Records
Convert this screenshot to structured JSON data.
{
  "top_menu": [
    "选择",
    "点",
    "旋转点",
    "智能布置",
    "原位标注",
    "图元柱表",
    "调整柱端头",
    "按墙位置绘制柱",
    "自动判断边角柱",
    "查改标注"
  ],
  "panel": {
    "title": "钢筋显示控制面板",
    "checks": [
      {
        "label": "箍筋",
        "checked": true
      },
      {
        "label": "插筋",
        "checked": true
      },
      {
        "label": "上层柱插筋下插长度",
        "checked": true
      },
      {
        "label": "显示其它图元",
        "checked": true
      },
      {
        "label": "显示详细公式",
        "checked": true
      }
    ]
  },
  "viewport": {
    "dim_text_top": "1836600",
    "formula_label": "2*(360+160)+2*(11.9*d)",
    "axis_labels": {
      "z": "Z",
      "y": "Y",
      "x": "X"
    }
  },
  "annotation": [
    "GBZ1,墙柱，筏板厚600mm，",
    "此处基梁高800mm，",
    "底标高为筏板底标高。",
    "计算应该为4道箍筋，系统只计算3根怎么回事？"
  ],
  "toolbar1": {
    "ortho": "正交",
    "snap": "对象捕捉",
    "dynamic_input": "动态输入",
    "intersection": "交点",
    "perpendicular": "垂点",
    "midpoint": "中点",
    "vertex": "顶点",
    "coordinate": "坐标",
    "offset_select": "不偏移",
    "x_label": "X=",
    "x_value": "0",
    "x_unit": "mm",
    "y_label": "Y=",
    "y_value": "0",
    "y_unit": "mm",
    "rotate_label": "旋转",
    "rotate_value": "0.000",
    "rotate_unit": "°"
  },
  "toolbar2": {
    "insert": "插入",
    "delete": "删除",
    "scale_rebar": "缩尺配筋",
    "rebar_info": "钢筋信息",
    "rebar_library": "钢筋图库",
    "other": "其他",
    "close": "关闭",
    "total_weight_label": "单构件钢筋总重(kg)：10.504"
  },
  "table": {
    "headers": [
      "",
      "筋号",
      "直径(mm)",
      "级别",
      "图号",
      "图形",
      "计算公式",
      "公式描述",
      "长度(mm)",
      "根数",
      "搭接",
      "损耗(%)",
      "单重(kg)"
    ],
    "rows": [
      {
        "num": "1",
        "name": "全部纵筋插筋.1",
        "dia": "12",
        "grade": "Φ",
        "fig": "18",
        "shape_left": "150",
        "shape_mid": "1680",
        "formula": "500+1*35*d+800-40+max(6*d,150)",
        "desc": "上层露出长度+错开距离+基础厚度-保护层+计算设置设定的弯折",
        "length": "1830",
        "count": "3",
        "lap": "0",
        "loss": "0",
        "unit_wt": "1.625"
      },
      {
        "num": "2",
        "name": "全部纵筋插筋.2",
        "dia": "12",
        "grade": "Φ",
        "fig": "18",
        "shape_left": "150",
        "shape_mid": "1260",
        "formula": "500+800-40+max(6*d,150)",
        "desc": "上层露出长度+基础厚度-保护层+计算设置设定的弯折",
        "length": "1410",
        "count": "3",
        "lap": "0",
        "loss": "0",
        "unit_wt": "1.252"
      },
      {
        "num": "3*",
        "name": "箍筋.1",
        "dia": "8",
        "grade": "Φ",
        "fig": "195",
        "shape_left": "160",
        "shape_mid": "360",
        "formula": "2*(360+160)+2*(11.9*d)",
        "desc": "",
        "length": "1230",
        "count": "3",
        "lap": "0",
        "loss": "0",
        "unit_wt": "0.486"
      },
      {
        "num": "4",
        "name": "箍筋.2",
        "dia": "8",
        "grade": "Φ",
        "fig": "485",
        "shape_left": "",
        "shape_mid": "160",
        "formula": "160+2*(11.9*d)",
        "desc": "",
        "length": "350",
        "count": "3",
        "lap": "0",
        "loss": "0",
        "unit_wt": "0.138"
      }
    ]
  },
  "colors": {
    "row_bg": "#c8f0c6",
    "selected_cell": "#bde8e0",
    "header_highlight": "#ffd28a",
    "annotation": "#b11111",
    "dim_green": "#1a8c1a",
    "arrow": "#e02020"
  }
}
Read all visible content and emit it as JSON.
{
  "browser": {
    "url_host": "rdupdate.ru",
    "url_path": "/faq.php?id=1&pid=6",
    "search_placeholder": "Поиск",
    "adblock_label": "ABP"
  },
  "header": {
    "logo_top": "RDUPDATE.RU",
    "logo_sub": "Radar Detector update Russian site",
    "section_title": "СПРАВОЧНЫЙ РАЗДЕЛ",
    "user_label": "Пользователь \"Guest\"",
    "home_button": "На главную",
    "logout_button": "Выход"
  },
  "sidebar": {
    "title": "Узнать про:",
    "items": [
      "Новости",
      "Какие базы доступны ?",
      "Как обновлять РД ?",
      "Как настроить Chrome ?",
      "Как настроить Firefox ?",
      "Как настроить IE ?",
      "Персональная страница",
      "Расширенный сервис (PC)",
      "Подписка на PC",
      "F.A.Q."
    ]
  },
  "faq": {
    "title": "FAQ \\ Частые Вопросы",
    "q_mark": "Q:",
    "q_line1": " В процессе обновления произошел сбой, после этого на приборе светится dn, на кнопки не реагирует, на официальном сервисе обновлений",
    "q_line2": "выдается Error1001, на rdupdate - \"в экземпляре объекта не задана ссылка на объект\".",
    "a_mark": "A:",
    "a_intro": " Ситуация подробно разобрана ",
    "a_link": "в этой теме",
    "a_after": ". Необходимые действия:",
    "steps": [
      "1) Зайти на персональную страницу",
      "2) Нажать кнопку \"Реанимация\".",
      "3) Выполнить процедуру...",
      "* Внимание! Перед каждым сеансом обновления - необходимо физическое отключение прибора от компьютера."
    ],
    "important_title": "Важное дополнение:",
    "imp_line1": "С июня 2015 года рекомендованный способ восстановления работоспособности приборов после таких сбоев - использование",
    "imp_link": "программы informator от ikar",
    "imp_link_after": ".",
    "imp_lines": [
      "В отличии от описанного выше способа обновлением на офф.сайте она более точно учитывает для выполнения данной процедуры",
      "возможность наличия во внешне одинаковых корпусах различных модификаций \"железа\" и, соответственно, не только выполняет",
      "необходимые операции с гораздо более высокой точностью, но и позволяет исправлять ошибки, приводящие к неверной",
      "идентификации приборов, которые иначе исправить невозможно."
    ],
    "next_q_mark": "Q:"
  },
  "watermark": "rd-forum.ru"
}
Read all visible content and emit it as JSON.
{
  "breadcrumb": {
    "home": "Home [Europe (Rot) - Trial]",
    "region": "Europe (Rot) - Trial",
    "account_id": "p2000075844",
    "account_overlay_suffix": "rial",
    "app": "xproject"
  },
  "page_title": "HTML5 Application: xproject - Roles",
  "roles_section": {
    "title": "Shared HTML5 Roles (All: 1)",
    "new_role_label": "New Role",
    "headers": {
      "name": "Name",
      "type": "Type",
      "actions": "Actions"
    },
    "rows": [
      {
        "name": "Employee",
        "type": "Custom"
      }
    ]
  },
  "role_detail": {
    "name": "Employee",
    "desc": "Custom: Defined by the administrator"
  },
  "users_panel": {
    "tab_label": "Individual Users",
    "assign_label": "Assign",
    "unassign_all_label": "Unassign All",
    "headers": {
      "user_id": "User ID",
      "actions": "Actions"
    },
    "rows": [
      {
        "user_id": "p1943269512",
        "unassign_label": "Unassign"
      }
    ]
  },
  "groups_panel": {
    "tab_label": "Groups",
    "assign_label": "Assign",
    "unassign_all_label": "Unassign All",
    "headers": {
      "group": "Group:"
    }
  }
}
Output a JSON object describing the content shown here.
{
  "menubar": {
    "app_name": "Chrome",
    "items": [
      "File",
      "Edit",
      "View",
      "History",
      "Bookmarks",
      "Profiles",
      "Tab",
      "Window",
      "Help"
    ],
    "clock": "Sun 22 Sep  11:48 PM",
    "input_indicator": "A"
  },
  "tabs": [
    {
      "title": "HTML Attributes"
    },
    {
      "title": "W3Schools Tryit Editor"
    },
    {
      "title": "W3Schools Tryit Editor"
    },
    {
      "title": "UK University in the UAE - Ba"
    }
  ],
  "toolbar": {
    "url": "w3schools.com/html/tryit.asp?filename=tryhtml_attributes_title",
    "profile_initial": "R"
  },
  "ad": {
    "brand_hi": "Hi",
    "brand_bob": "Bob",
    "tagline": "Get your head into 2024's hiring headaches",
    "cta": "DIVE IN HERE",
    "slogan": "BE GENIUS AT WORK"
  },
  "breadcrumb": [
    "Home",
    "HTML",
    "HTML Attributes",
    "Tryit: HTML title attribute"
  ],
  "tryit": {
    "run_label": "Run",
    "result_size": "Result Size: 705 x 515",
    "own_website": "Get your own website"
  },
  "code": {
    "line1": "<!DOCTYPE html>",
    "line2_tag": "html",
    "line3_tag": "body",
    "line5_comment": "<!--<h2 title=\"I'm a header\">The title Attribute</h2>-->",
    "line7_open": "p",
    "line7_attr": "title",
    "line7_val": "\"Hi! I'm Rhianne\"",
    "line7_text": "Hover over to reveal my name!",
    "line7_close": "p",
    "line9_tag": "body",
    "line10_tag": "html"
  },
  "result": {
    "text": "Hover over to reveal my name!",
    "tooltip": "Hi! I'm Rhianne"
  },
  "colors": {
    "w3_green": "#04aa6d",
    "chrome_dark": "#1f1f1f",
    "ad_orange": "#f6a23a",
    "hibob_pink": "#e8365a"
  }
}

Task to carry out
Examine the records and pull out every line where the string "приборов" occurs.

Task output
    "imp_line1": "С июня 2015 года рекомендованный способ восстановления работоспособности приборов после таких сбоев - использование",
      "идентификации приборов, которые иначе исправить невозможно."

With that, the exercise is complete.